[TASK]: In the entries below, find every line with "JSON" and copy it.

──────── RAW RECORDS

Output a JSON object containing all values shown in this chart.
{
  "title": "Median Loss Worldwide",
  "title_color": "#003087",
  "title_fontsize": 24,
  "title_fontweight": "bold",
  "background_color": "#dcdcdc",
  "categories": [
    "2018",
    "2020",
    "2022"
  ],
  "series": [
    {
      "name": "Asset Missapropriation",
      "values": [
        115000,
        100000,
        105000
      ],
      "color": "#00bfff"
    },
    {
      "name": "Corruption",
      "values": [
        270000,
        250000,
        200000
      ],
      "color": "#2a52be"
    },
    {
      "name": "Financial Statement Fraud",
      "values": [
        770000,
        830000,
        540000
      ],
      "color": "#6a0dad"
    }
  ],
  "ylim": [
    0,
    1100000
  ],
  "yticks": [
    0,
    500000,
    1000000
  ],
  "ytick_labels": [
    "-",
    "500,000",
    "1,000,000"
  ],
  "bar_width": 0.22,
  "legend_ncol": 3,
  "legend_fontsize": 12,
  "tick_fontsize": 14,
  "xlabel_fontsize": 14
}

────────────────
──────── RAW RECORDS

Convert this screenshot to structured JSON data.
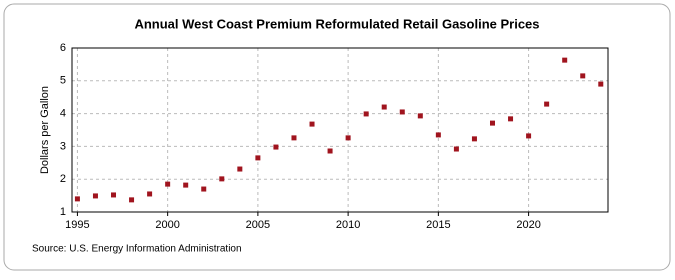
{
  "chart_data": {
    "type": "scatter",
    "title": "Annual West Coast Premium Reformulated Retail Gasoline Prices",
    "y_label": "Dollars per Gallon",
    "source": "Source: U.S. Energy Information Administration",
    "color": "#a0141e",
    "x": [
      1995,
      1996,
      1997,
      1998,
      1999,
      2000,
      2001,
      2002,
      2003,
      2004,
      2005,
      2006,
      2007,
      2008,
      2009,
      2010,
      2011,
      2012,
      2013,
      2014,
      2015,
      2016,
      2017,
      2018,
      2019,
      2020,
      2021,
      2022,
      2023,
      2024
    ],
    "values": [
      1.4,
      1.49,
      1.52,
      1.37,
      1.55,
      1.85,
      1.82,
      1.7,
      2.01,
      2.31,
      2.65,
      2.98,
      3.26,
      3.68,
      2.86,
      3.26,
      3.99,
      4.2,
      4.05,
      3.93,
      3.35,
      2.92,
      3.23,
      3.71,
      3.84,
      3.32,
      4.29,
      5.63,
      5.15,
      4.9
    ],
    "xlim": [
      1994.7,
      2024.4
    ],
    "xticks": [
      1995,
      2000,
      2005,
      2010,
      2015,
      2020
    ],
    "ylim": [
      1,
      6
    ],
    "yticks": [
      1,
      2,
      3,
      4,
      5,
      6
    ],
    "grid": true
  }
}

────────────────

[REPLY]:
Output a JSON object containing all values shown in this chart.
Convert this screenshot to structured JSON data.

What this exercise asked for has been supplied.